Starting at the beginning of the records and ending with the line that contains "entries-table: Elimin Modif", write those lines out again with every instance of "table-row-empty" changed to "empty-row" and all other text left as it is.

Data extract:
[Begin]

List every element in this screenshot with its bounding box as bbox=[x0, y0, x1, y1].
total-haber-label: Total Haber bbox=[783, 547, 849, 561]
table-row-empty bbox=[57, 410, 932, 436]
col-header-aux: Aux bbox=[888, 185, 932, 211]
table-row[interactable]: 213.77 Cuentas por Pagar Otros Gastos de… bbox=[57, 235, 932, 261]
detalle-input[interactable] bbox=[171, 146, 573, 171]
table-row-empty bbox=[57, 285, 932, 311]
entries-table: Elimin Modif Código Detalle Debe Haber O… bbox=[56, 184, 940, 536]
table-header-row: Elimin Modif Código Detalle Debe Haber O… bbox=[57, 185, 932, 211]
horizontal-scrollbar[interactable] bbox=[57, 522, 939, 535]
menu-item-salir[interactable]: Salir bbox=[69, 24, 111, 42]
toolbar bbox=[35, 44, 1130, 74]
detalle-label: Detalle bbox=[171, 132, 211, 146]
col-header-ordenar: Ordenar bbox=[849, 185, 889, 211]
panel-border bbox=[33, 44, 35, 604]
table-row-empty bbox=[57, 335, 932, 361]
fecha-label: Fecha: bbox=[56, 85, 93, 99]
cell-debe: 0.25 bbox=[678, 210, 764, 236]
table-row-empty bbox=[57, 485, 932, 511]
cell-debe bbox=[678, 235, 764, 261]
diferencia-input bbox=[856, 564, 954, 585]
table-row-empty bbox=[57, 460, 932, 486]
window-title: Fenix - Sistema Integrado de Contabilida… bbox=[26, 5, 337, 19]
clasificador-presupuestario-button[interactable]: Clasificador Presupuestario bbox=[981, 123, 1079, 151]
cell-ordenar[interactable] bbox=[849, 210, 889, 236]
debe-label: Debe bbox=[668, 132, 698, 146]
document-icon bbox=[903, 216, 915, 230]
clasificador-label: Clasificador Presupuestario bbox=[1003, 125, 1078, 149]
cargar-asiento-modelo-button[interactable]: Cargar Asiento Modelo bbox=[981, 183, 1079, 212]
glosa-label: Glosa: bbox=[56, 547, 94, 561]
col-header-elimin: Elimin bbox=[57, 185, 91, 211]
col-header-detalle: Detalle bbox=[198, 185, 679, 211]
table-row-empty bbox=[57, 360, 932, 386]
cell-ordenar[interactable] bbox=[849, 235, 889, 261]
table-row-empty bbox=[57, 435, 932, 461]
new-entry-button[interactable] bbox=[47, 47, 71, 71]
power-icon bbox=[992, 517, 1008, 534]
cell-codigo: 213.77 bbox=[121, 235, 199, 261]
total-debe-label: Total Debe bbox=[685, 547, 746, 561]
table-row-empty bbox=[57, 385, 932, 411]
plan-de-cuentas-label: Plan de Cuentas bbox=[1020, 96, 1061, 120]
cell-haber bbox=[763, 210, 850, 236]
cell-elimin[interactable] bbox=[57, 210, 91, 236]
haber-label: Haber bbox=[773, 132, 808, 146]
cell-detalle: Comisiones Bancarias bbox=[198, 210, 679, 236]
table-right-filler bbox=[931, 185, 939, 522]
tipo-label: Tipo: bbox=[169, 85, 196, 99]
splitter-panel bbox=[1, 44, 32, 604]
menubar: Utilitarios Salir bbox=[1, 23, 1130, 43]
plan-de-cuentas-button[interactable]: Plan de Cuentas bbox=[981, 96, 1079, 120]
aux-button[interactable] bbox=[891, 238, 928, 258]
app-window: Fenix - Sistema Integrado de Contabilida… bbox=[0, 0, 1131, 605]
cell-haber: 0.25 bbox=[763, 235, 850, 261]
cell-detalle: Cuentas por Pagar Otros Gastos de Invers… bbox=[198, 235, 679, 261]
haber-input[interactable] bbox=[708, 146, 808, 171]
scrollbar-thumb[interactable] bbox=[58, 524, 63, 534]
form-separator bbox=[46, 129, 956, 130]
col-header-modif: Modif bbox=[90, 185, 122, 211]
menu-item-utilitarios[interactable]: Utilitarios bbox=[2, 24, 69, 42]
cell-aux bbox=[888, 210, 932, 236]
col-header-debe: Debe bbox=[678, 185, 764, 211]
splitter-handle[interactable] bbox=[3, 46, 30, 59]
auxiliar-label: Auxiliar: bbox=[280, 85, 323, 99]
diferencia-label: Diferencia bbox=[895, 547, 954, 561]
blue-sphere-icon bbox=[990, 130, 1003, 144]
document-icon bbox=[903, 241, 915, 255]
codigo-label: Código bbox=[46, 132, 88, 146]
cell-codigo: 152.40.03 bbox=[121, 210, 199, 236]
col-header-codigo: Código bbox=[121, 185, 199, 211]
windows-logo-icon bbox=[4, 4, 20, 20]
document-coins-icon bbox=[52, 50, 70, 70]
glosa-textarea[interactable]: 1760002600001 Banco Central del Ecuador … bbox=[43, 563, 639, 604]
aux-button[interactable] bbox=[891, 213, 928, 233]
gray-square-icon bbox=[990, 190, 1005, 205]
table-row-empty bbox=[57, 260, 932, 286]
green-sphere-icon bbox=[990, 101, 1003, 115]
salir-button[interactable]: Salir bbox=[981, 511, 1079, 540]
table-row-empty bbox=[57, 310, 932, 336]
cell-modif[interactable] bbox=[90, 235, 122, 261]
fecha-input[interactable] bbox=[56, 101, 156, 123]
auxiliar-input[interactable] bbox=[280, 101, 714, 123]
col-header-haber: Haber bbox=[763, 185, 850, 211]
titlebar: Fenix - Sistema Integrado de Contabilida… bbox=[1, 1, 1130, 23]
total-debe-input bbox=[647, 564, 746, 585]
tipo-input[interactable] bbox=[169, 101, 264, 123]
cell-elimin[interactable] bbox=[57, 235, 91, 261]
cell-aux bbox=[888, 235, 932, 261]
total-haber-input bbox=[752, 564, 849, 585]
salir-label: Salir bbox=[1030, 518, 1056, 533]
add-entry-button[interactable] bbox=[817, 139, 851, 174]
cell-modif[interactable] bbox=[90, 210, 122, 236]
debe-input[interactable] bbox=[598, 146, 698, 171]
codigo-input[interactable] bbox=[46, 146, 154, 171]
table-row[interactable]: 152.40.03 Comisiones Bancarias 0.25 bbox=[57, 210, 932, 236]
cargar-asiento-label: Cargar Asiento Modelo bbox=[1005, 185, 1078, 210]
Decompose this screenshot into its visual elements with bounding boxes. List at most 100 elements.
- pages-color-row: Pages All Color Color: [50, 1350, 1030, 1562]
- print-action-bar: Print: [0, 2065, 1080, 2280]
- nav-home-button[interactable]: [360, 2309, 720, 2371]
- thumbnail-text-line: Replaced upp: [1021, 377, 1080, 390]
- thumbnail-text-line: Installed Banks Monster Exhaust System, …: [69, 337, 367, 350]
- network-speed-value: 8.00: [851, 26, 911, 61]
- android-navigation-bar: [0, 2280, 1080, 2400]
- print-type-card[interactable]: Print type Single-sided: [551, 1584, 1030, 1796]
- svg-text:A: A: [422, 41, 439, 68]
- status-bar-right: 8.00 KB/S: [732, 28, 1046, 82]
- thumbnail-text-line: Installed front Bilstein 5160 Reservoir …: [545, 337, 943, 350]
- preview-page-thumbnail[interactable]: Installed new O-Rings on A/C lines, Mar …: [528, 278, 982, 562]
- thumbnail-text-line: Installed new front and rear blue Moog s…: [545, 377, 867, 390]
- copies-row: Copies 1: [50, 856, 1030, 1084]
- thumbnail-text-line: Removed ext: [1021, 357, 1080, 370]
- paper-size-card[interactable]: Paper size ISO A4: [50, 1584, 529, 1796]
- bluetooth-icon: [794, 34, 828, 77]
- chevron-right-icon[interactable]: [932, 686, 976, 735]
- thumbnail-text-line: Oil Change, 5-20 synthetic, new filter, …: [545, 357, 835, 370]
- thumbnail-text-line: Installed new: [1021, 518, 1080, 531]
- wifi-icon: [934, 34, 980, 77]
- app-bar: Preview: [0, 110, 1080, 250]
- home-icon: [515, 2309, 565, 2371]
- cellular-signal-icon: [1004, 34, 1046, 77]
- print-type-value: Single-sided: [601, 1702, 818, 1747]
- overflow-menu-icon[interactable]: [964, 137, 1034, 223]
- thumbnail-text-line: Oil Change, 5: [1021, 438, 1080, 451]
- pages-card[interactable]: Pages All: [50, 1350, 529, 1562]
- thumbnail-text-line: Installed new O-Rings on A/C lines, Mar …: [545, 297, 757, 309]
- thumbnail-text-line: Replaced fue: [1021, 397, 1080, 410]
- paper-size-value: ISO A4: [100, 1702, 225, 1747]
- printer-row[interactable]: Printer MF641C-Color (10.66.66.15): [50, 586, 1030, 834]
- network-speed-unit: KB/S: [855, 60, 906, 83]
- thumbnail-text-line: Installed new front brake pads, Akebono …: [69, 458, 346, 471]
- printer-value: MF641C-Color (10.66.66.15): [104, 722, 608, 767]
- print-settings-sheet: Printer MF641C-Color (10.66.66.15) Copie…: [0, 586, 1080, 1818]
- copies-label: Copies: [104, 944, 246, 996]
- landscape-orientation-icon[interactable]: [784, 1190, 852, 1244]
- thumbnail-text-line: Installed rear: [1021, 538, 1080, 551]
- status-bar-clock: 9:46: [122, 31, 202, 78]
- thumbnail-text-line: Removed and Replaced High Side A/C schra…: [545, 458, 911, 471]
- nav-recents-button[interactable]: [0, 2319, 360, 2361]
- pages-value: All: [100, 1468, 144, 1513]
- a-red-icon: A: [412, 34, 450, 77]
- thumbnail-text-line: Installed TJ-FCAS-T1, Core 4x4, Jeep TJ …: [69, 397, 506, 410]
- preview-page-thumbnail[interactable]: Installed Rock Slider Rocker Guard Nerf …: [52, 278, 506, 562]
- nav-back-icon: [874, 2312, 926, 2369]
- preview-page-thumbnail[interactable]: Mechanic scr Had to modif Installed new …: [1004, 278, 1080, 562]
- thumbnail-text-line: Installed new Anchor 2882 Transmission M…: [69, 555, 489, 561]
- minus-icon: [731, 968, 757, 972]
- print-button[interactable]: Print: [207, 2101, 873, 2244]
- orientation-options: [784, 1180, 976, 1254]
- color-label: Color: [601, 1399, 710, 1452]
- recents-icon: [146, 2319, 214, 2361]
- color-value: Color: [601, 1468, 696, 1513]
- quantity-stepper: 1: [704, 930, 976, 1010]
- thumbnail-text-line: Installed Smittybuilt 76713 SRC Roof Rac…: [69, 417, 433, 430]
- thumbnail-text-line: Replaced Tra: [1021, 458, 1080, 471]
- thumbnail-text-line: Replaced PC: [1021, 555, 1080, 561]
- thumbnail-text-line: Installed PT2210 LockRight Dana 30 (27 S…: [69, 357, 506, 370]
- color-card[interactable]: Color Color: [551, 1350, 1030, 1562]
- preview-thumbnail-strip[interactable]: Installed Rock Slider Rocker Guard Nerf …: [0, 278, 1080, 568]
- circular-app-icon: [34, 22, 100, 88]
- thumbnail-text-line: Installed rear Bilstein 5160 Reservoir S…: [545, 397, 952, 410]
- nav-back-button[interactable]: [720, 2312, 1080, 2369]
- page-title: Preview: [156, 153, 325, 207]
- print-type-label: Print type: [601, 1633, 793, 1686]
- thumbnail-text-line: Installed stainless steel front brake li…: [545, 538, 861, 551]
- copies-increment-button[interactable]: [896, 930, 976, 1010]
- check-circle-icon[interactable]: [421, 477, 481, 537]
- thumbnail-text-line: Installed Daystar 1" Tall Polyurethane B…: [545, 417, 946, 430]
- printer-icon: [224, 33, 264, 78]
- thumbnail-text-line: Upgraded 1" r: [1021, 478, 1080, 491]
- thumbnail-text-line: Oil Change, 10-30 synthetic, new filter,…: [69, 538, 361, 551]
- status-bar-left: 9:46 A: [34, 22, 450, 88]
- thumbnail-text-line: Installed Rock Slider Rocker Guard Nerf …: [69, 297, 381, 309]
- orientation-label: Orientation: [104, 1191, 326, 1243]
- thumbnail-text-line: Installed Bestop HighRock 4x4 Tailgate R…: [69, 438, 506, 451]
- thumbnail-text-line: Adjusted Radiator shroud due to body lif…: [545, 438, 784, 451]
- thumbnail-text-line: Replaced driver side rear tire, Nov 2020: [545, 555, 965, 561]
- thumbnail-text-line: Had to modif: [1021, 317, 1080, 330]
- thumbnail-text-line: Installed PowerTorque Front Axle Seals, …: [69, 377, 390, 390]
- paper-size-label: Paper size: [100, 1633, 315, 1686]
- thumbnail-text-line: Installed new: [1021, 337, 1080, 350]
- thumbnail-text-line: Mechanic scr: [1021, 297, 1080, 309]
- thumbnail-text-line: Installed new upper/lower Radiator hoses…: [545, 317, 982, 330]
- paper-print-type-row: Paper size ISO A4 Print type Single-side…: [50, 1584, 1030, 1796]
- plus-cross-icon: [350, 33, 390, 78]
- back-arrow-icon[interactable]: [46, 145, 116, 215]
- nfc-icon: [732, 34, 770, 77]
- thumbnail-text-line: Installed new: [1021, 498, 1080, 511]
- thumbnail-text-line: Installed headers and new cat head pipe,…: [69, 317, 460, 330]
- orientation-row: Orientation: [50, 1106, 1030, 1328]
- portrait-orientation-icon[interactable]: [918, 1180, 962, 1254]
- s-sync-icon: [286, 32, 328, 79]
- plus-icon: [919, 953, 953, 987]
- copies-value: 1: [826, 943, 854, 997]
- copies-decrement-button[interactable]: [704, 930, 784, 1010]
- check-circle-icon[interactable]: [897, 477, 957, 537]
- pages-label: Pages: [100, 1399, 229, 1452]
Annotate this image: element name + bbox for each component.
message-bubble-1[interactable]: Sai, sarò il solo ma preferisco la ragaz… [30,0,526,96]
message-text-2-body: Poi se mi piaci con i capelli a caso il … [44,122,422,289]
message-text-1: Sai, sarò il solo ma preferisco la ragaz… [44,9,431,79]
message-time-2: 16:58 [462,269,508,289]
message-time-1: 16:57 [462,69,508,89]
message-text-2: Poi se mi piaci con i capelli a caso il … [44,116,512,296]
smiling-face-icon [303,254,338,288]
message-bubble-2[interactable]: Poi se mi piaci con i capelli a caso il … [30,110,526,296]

[End]

Result of this exercise:
List every element in this screenshot with its bounding box as bbox=[x0, y0, x1, y1].
total-haber-label: Total Haber bbox=[783, 547, 849, 561]
empty-row bbox=[57, 410, 932, 436]
col-header-aux: Aux bbox=[888, 185, 932, 211]
table-row[interactable]: 213.77 Cuentas por Pagar Otros Gastos de… bbox=[57, 235, 932, 261]
detalle-input[interactable] bbox=[171, 146, 573, 171]
empty-row bbox=[57, 285, 932, 311]
entries-table: Elimin Modif Código Detalle Debe Haber O… bbox=[56, 184, 940, 536]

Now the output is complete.